(Stated exercise) Without the images, print all the entries below exactly as given.

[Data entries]
** START **

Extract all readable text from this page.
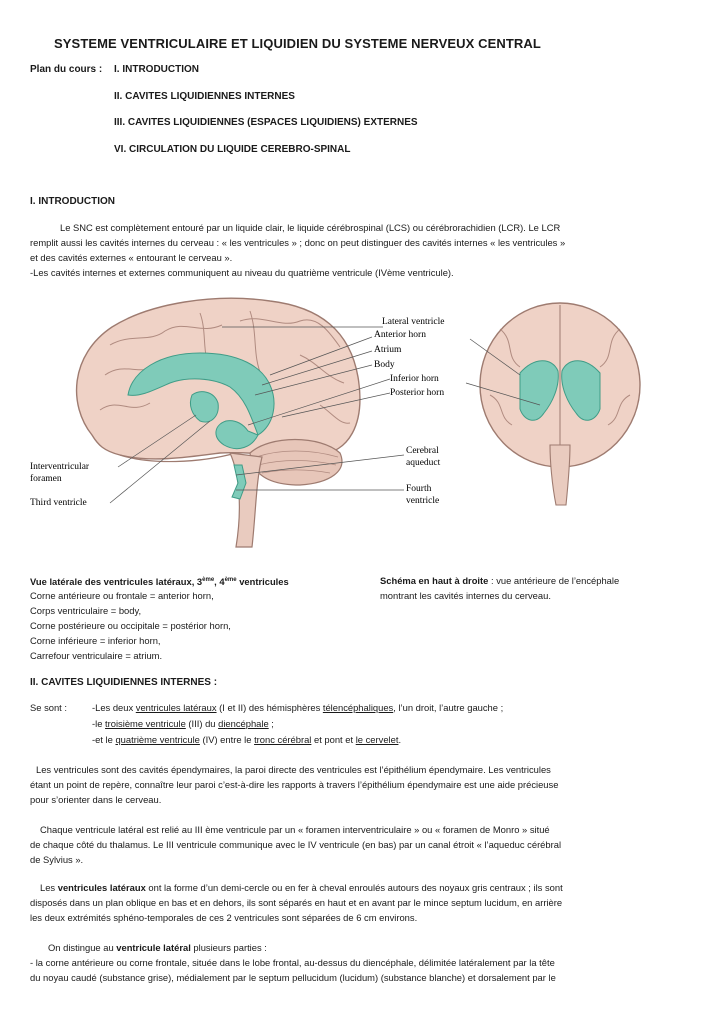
SYSTEME VENTRICULAIRE ET LIQUIDIEN DU SYSTEME NERVEUX CENTRAL
Plan du cours : I. INTRODUCTION
II. CAVITES LIQUIDIENNES INTERNES
III. CAVITES LIQUIDIENNES (ESPACES LIQUIDIENS) EXTERNES
VI. CIRCULATION DU LIQUIDE CEREBRO-SPINAL
I. INTRODUCTION
Le SNC est complètement entouré par un liquide clair, le liquide cérébrospinal (LCS) ou cérébrorachidien (LCR). Le LCR
remplit aussi les cavités internes du cerveau : « les ventricules » ; donc on peut distinguer des cavités internes « les ventricules »
et des cavités externes « entourant le cerveau ».
-Les cavités internes et externes communiquent au niveau du quatrième ventricule (IVème ventricule).
Lateral ventricle
Anterior horn
Atrium
Body
Inferior horn
Posterior horn
Cerebral
aqueduct
Interventricular
foramen
Third ventricle
Fourth
ventricle
Vue latérale des ventricules latéraux, 3ème, 4ème ventricules
Corne antérieure ou frontale = anterior horn,
Corps ventriculaire = body,
Corne postérieure ou occipitale = postérior horn,
Corne inférieure = inferior horn,
Carrefour ventriculaire = atrium.
Schéma en haut à droite : vue antérieure de l’encéphale
montrant les cavités internes du cerveau.
II. CAVITES LIQUIDIENNES INTERNES :
Se sont :	-Les deux ventricules latéraux (I et II) des hémisphères télencéphaliques, l’un droit, l’autre gauche ;
-le troisième ventricule (III) du diencéphale ;
-et le quatrième ventricule (IV) entre le tronc cérébral et pont et le cervelet.
Les ventricules sont des cavités épendymaires, la paroi directe des ventricules est l’épithélium épendymaire. Les ventricules
étant un point de repère, connaître leur paroi c’est-à-dire les rapports à travers l’épithélium épendymaire est une aide précieuse
pour s’orienter dans le cerveau.
Chaque ventricule latéral est relié au III ème ventricule par un « foramen interventriculaire » ou « foramen de Monro » situé
de chaque côté du thalamus. Le III ventricule communique avec le IV ventricule (en bas) par un canal étroit « l’aqueduc cérébral
de Sylvius ».
Les ventricules latéraux ont la forme d’un demi-cercle ou en fer à cheval enroulés autours des noyaux gris centraux ; ils sont
disposés dans un plan oblique en bas et en dehors, ils sont séparés en haut et en avant par le mince septum lucidum, en arrière
les deux extrémités sphéno-temporales de ces 2 ventricules sont séparées de 6 cm environs.
On distingue au ventricule latéral plusieurs parties :
- la corne antérieure ou corne frontale, située dans le lobe frontal, au-dessus du diencéphale, délimitée latéralement par la tête
du noyau caudé (substance grise), médialement par le septum pellucidum (lucidum) (substance blanche) et dorsalement par le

** END **

(Response)
Extract all readable text from this page.
SYSTEME VENTRICULAIRE ET LIQUIDIEN DU SYSTEME NERVEUX CENTRAL
Plan du cours : I. INTRODUCTION
II. CAVITES LIQUIDIENNES INTERNES
III. CAVITES LIQUIDIENNES (ESPACES LIQUIDIENS) EXTERNES
VI. CIRCULATION DU LIQUIDE CEREBRO-SPINAL
I. INTRODUCTION
Le SNC est complètement entouré par un liquide clair, le liquide cérébrospinal (LCS) ou cérébrorachidien (LCR). Le LCR
remplit aussi les cavités internes du cerveau : « les ventricules » ; donc on peut distinguer des cavités internes « les ventricules »
et des cavités externes « entourant le cerveau ».
-Les cavités internes et externes communiquent au niveau du quatrième ventricule (IVème ventricule).
Lateral ventricle
Anterior horn
Atrium
Body
Inferior horn
Posterior horn
Cerebral
aqueduct
Interventricular
foramen
Third ventricle
Fourth
ventricle
Vue latérale des ventricules latéraux, 3ème, 4ème ventricules
Corne antérieure ou frontale = anterior horn,
Corps ventriculaire = body,
Corne postérieure ou occipitale = postérior horn,
Corne inférieure = inferior horn,
Carrefour ventriculaire = atrium.
Schéma en haut à droite : vue antérieure de l’encéphale
montrant les cavités internes du cerveau.
II. CAVITES LIQUIDIENNES INTERNES :
Se sont :	-Les deux ventricules latéraux (I et II) des hémisphères télencéphaliques, l’un droit, l’autre gauche ;
-le troisième ventricule (III) du diencéphale ;
-et le quatrième ventricule (IV) entre le tronc cérébral et pont et le cervelet.
Les ventricules sont des cavités épendymaires, la paroi directe des ventricules est l’épithélium épendymaire. Les ventricules
étant un point de repère, connaître leur paroi c’est-à-dire les rapports à travers l’épithélium épendymaire est une aide précieuse
pour s’orienter dans le cerveau.
Chaque ventricule latéral est relié au III ème ventricule par un « foramen interventriculaire » ou « foramen de Monro » situé
de chaque côté du thalamus. Le III ventricule communique avec le IV ventricule (en bas) par un canal étroit « l’aqueduc cérébral
de Sylvius ».
Les ventricules latéraux ont la forme d’un demi-cercle ou en fer à cheval enroulés autours des noyaux gris centraux ; ils sont
disposés dans un plan oblique en bas et en dehors, ils sont séparés en haut et en avant par le mince septum lucidum, en arrière
les deux extrémités sphéno-temporales de ces 2 ventricules sont séparées de 6 cm environs.
On distingue au ventricule latéral plusieurs parties :
- la corne antérieure ou corne frontale, située dans le lobe frontal, au-dessus du diencéphale, délimitée latéralement par la tête
du noyau caudé (substance grise), médialement par le septum pellucidum (lucidum) (substance blanche) et dorsalement par le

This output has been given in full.